→ WHAT YOU ARE ASKED TO DO
Copy the records below exactly, leaving out any pictures.

→ DATA LISTING
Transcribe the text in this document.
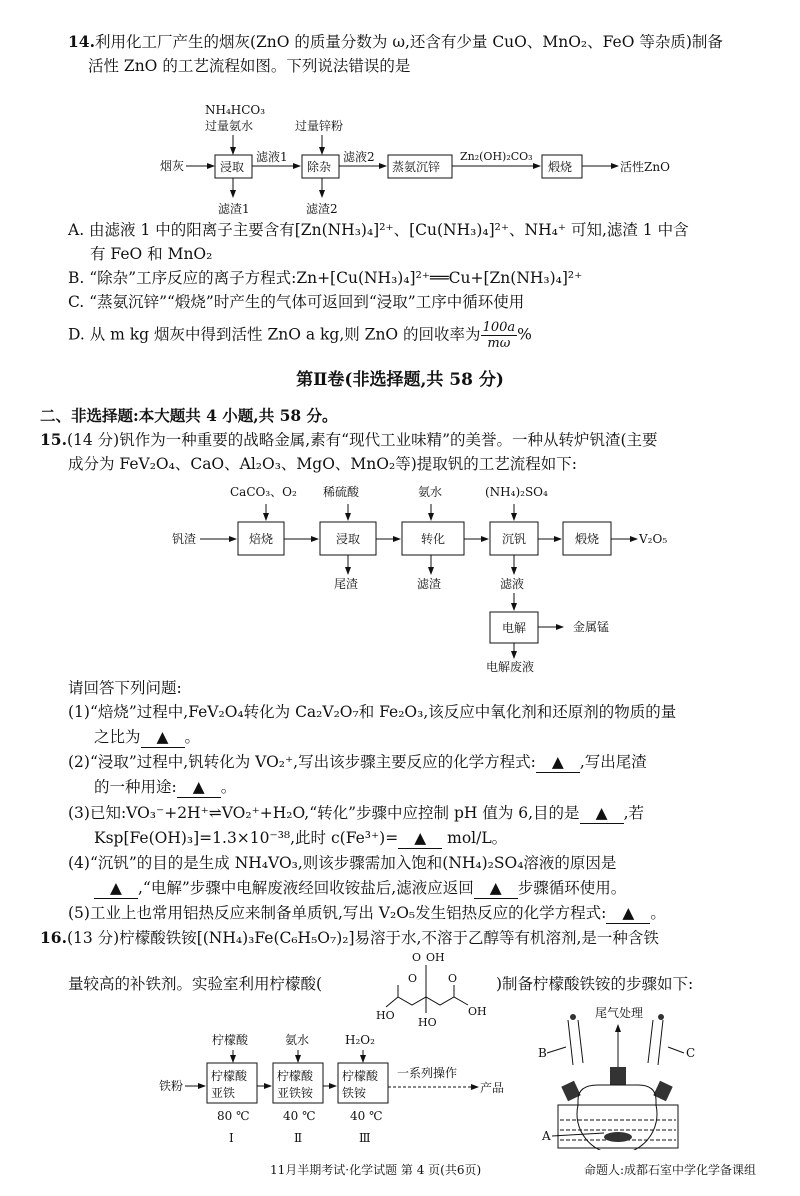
14.利用化工厂产生的烟灰(ZnO 的质量分数为 ω,还含有少量 CuO、MnO₂、FeO 等杂质)制备
活性 ZnO 的工艺流程如图。下列说法错误的是
NH₄HCO₃
过量氨水	过量锌粉
烟灰	浸取
滤液1
除杂
滤液2
蒸氨沉锌
Zn₂(OH)₂CO₃
煅烧	活性ZnO
滤渣1	滤渣2
A. 由滤液 1 中的阳离子主要含有[Zn(NH₃)₄]²⁺、[Cu(NH₃)₄]²⁺、NH₄⁺ 可知,滤渣 1 中含
有 FeO 和 MnO₂
B. “除杂”工序反应的离子方程式:Zn+[Cu(NH₃)₄]²⁺══Cu+[Zn(NH₃)₄]²⁺
C. “蒸氨沉锌”“煅烧”时产生的气体可返回到“浸取”工序中循环使用
D. 从 m kg 烟灰中得到活性 ZnO a kg,则 ZnO 的回收率为 $\frac{100a}{m\omega}$ %
第Ⅱ卷(非选择题,共 58 分)
二、非选择题:本大题共 4 小题,共 58 分。
15.(14 分)钒作为一种重要的战略金属,素有“现代工业味精”的美誉。一种从转炉钒渣(主要
成分为 FeV₂O₄、CaO、Al₂O₃、MgO、MnO₂等)提取钒的工艺流程如下:
CaCO₃、O₂ 稀硫酸	氨水	(NH₄)₂SO₄
钒渣	焙烧	浸取	转化	沉钒	煅烧	V₂O₅
尾渣	滤渣	滤液
电解	金属锰
电解废液
请回答下列问题:
(1)“焙烧”过程中,FeV₂O₄转化为 Ca₂V₂O₇和 Fe₂O₃,该反应中氧化剂和还原剂的物质的量
之比为 ▲ 。
(2)“浸取”过程中,钒转化为 VO₂⁺,写出该步骤主要反应的化学方程式: ▲ ,写出尾渣
的一种用途: ▲ 。
(3)已知:VO₃⁻+2H⁺⇌VO₂⁺+H₂O,“转化”步骤中应控制 pH 值为 6,目的是 ▲ ,若
Ksp[Fe(OH)₃]=1.3×10⁻³⁸,此时 c(Fe³⁺)= ▲ mol/L。
(4)“沉钒”的目的是生成 NH₄VO₃,则该步骤需加入饱和(NH₄)₂SO₄溶液的原因是
▲ ,“电解”步骤中电解废液经回收铵盐后,滤液应返回 ▲ 步骤循环使用。
(5)工业上也常用铝热反应来制备单质钒,写出 V₂O₅发生铝热反应的化学方程式: ▲ 。
16.(13 分)柠檬酸铁铵[(NH₄)₃Fe(C₆H₅O₇)₂]易溶于水,不溶于乙醇等有机溶剂,是一种含铁
量较高的补铁剂。实验室利用柠檬酸(	)制备柠檬酸铁铵的步骤如下:
O OH
O	O
HO
HO
OH
柠檬酸	氨水	H₂O₂
铁粉
柠檬酸
亚铁
柠檬酸
亚铁铵
柠檬酸
铁铵
一系列操作
产品
80 ℃	40 ℃	40 ℃
Ⅰ	Ⅱ	Ⅲ
尾气处理
B	C
A
11月半期考试·化学试题 第 4 页(共6页)	命题人:成都石室中学化学备课组
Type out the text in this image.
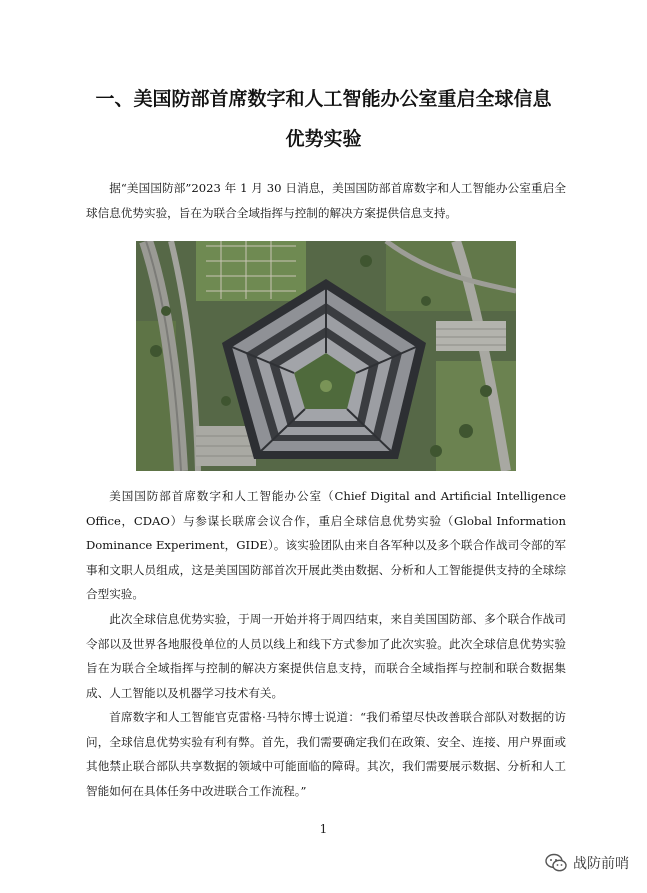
一、美国防部首席数字和人工智能办公室重启全球信息
优势实验

据“美国国防部”2023 年 1 月 30 日消息，美国国防部首席数字和人工智能办公室重启全球信息优势实验，旨在为联合全域指挥与控制的解决方案提供信息支持。

美国国防部首席数字和人工智能办公室（Chief Digital and Artificial Intelligence Office，CDAO）与参谋长联席会议合作，重启全球信息优势实验（Global Information Dominance Experiment，GIDE）。该实验团队由来自各军种以及多个联合作战司令部的军事和文职人员组成，这是美国国防部首次开展此类由数据、分析和人工智能提供支持的全球综合型实验。

此次全球信息优势实验，于周一开始并将于周四结束，来自美国国防部、多个联合作战司令部以及世界各地服役单位的人员以线上和线下方式参加了此次实验。此次全球信息优势实验旨在为联合全域指挥与控制的解决方案提供信息支持，而联合全域指挥与控制和联合数据集成、人工智能以及机器学习技术有关。

首席数字和人工智能官克雷格·马特尔博士说道：“我们希望尽快改善联合部队对数据的访问，全球信息优势实验有利有弊。首先，我们需要确定我们在政策、安全、连接、用户界面或其他禁止联合部队共享数据的领域中可能面临的障碍。其次，我们需要展示数据、分析和人工智能如何在具体任务中改进联合工作流程。”

1
战防前哨
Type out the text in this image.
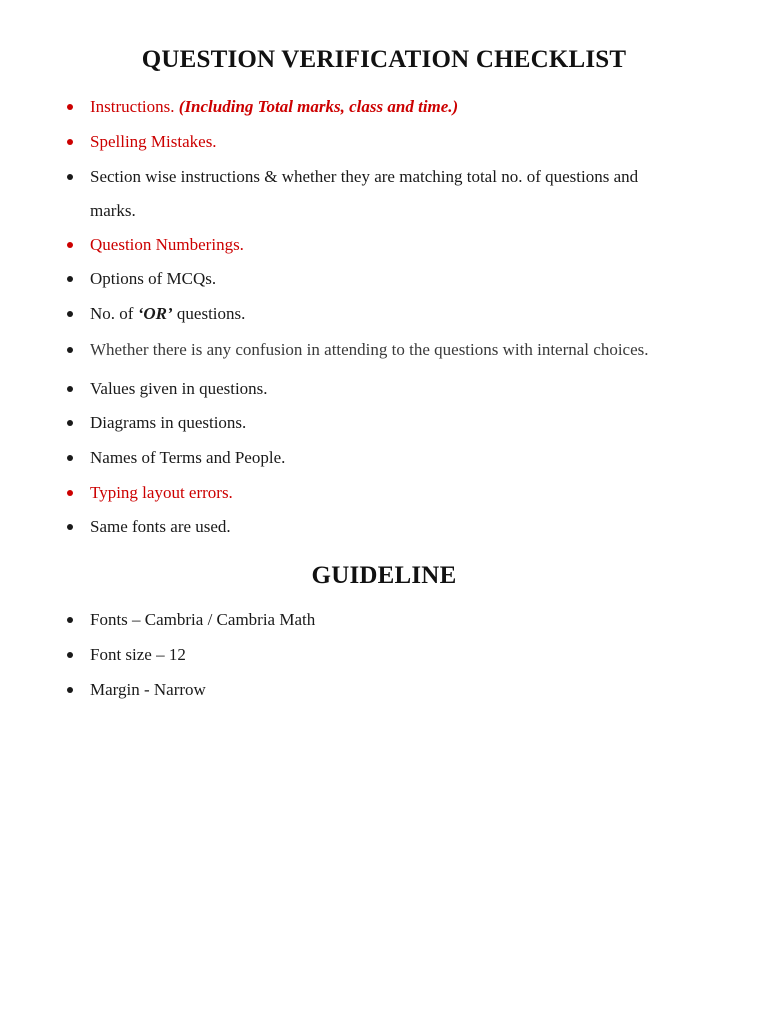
QUESTION VERIFICATION CHECKLIST
Instructions. (Including Total marks, class and time.)
Spelling Mistakes.
Section wise instructions & whether they are matching total no. of questions and
marks.
Question Numberings.
Options of MCQs.
No. of ‘OR’ questions.
Whether there is any confusion in attending to the questions with internal choices.
Values given in questions.
Diagrams in questions.
Names of Terms and People.
Typing layout errors.
Same fonts are used.
GUIDELINE
Fonts – Cambria / Cambria Math
Font size – 12
Margin - Narrow
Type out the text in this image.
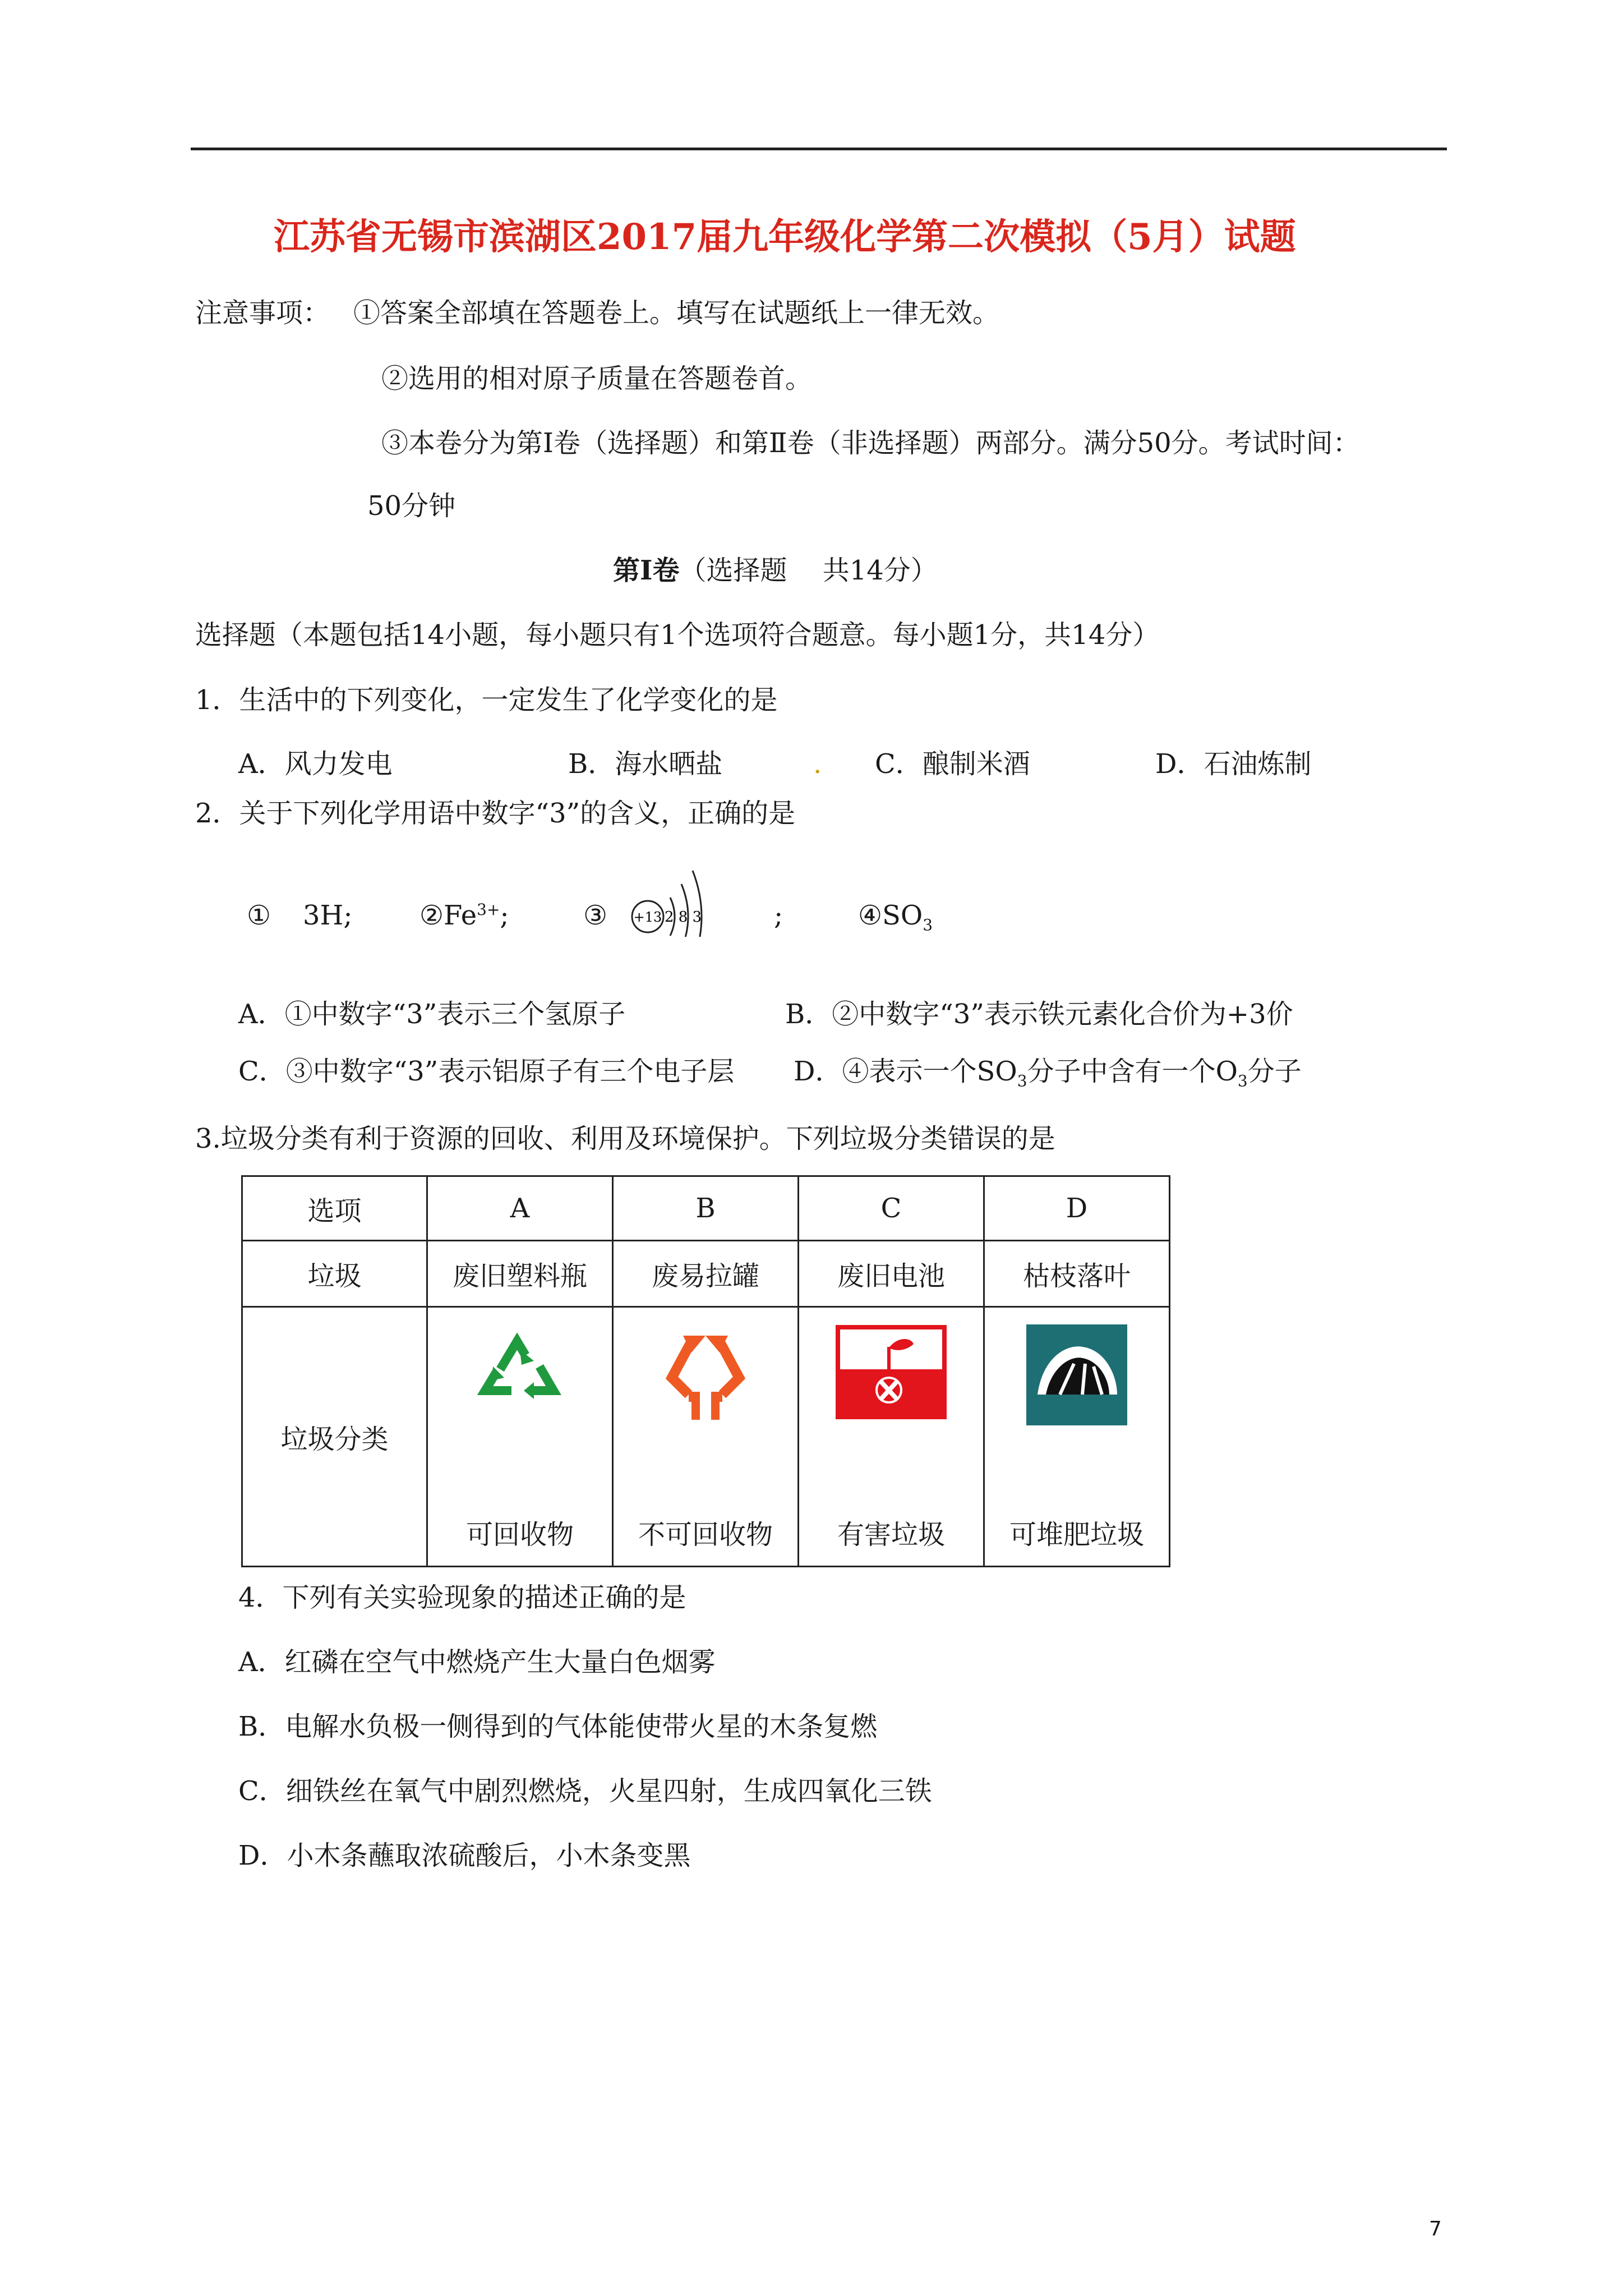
江苏省无锡市滨湖区2017届九年级化学第二次模拟（5月）试题
注意事项： ①答案全部填在答题卷上。填写在试题纸上一律无效。
②选用的相对原子质量在答题卷首。
③本卷分为第Ⅰ卷（选择题）和第Ⅱ卷（非选择题）两部分。满分50分。考试时间：
50分钟
第Ⅰ卷（选择题　 共14分）
选择题（本题包括14小题，每小题只有1个选项符合题意。每小题1分，共14分）
1．生活中的下列变化，一定发生了化学变化的是
A．风力发电	B．海水晒盐	. C．酿制米酒	D．石油炼制
2．关于下列化学用语中数字“3”的含义，正确的是
① 3H; $②Fe^{3+}$;	③ +13 2 8 3	;	$④SO_3$
A．①中数字“3”表示三个氢原子	B．②中数字“3”表示铁元素化合价为+3价
C．③中数字“3”表示铝原子有三个电子层 D．④表示一个$SO_3$分子中含有一个$O_3$分子
3.垃圾分类有利于资源的回收、利用及环境保护。下列垃圾分类错误的是
选项	A	B	C	D
垃圾	废旧塑料瓶	废易拉罐	废旧电池	枯枝落叶
垃圾分类	可回收物	不可回收物	有害垃圾	可堆肥垃圾
4．下列有关实验现象的描述正确的是
A．红磷在空气中燃烧产生大量白色烟雾
B．电解水负极一侧得到的气体能使带火星的木条复燃
C．细铁丝在氧气中剧烈燃烧，火星四射，生成四氧化三铁
D．小木条蘸取浓硫酸后，小木条变黑
7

→ TASK RESPONSE
Transcribe the text in this document.
14.利用化工厂产生的烟灰(ZnO 的质量分数为 ω,还含有少量 CuO、MnO₂、FeO 等杂质)制备
活性 ZnO 的工艺流程如图。下列说法错误的是
NH₄HCO₃
过量氨水	过量锌粉
烟灰	浸取
滤液1
除杂
滤液2
蒸氨沉锌
Zn₂(OH)₂CO₃
煅烧	活性ZnO
滤渣1	滤渣2
A. 由滤液 1 中的阳离子主要含有[Zn(NH₃)₄]²⁺、[Cu(NH₃)₄]²⁺、NH₄⁺ 可知,滤渣 1 中含
有 FeO 和 MnO₂
B. “除杂”工序反应的离子方程式:Zn+[Cu(NH₃)₄]²⁺══Cu+[Zn(NH₃)₄]²⁺
C. “蒸氨沉锌”“煅烧”时产生的气体可返回到“浸取”工序中循环使用
D. 从 m kg 烟灰中得到活性 ZnO a kg,则 ZnO 的回收率为 $\frac{100a}{m\omega}$ %
第Ⅱ卷(非选择题,共 58 分)
二、非选择题:本大题共 4 小题,共 58 分。
15.(14 分)钒作为一种重要的战略金属,素有“现代工业味精”的美誉。一种从转炉钒渣(主要
成分为 FeV₂O₄、CaO、Al₂O₃、MgO、MnO₂等)提取钒的工艺流程如下:
CaCO₃、O₂ 稀硫酸	氨水	(NH₄)₂SO₄
钒渣	焙烧	浸取	转化	沉钒	煅烧	V₂O₅
尾渣	滤渣	滤液
电解	金属锰
电解废液
请回答下列问题:
(1)“焙烧”过程中,FeV₂O₄转化为 Ca₂V₂O₇和 Fe₂O₃,该反应中氧化剂和还原剂的物质的量
之比为 ▲ 。
(2)“浸取”过程中,钒转化为 VO₂⁺,写出该步骤主要反应的化学方程式: ▲ ,写出尾渣
的一种用途: ▲ 。
(3)已知:VO₃⁻+2H⁺⇌VO₂⁺+H₂O,“转化”步骤中应控制 pH 值为 6,目的是 ▲ ,若
Ksp[Fe(OH)₃]=1.3×10⁻³⁸,此时 c(Fe³⁺)= ▲ mol/L。
(4)“沉钒”的目的是生成 NH₄VO₃,则该步骤需加入饱和(NH₄)₂SO₄溶液的原因是
▲ ,“电解”步骤中电解废液经回收铵盐后,滤液应返回 ▲ 步骤循环使用。
(5)工业上也常用铝热反应来制备单质钒,写出 V₂O₅发生铝热反应的化学方程式: ▲ 。
16.(13 分)柠檬酸铁铵[(NH₄)₃Fe(C₆H₅O₇)₂]易溶于水,不溶于乙醇等有机溶剂,是一种含铁
量较高的补铁剂。实验室利用柠檬酸(	)制备柠檬酸铁铵的步骤如下:
O OH
O	O
HO
HO
OH
柠檬酸	氨水	H₂O₂
铁粉
柠檬酸
亚铁
柠檬酸
亚铁铵
柠檬酸
铁铵
一系列操作
产品
80 ℃	40 ℃	40 ℃
Ⅰ	Ⅱ	Ⅲ
尾气处理
B	C
A
11月半期考试·化学试题 第 4 页(共6页)	命题人:成都石室中学化学备课组
Type out the text in this image.
一、美国防部首席数字和人工智能办公室重启全球信息
优势实验

据“美国国防部”2023 年 1 月 30 日消息，美国国防部首席数字和人工智能办公室重启全球信息优势实验，旨在为联合全域指挥与控制的解决方案提供信息支持。

美国国防部首席数字和人工智能办公室（Chief Digital and Artificial Intelligence Office，CDAO）与参谋长联席会议合作，重启全球信息优势实验（Global Information Dominance Experiment，GIDE）。该实验团队由来自各军种以及多个联合作战司令部的军事和文职人员组成，这是美国国防部首次开展此类由数据、分析和人工智能提供支持的全球综合型实验。

此次全球信息优势实验，于周一开始并将于周四结束，来自美国国防部、多个联合作战司令部以及世界各地服役单位的人员以线上和线下方式参加了此次实验。此次全球信息优势实验旨在为联合全域指挥与控制的解决方案提供信息支持，而联合全域指挥与控制和联合数据集成、人工智能以及机器学习技术有关。

首席数字和人工智能官克雷格·马特尔博士说道：“我们希望尽快改善联合部队对数据的访问，全球信息优势实验有利有弊。首先，我们需要确定我们在政策、安全、连接、用户界面或其他禁止联合部队共享数据的领域中可能面临的障碍。其次，我们需要展示数据、分析和人工智能如何在具体任务中改进联合工作流程。”

1
战防前哨
Type out the text in this image.
QUESTION VERIFICATION CHECKLIST
Instructions. (Including Total marks, class and time.)
Spelling Mistakes.
Section wise instructions & whether they are matching total no. of questions and
marks.
Question Numberings.
Options of MCQs.
No. of ‘OR’ questions.
Whether there is any confusion in attending to the questions with internal choices.
Values given in questions.
Diagrams in questions.
Names of Terms and People.
Typing layout errors.
Same fonts are used.
GUIDELINE
Fonts – Cambria / Cambria Math
Font size – 12
Margin - Narrow
Type out the text in this image.
江苏省无锡市滨湖区2017届九年级化学第二次模拟（5月）试题
注意事项： ①答案全部填在答题卷上。填写在试题纸上一律无效。
②选用的相对原子质量在答题卷首。
③本卷分为第Ⅰ卷（选择题）和第Ⅱ卷（非选择题）两部分。满分50分。考试时间：
50分钟
第Ⅰ卷（选择题　 共14分）
选择题（本题包括14小题，每小题只有1个选项符合题意。每小题1分，共14分）
1．生活中的下列变化，一定发生了化学变化的是
A．风力发电	B．海水晒盐	. C．酿制米酒	D．石油炼制
2．关于下列化学用语中数字“3”的含义，正确的是
① 3H; $②Fe^{3+}$;	③ +13 2 8 3	;	$④SO_3$
A．①中数字“3”表示三个氢原子	B．②中数字“3”表示铁元素化合价为+3价
C．③中数字“3”表示铝原子有三个电子层 D．④表示一个$SO_3$分子中含有一个$O_3$分子
3.垃圾分类有利于资源的回收、利用及环境保护。下列垃圾分类错误的是
选项	A	B	C	D
垃圾	废旧塑料瓶	废易拉罐	废旧电池	枯枝落叶
垃圾分类	可回收物	不可回收物	有害垃圾	可堆肥垃圾
4．下列有关实验现象的描述正确的是
A．红磷在空气中燃烧产生大量白色烟雾
B．电解水负极一侧得到的气体能使带火星的木条复燃
C．细铁丝在氧气中剧烈燃烧，火星四射，生成四氧化三铁
D．小木条蘸取浓硫酸后，小木条变黑
7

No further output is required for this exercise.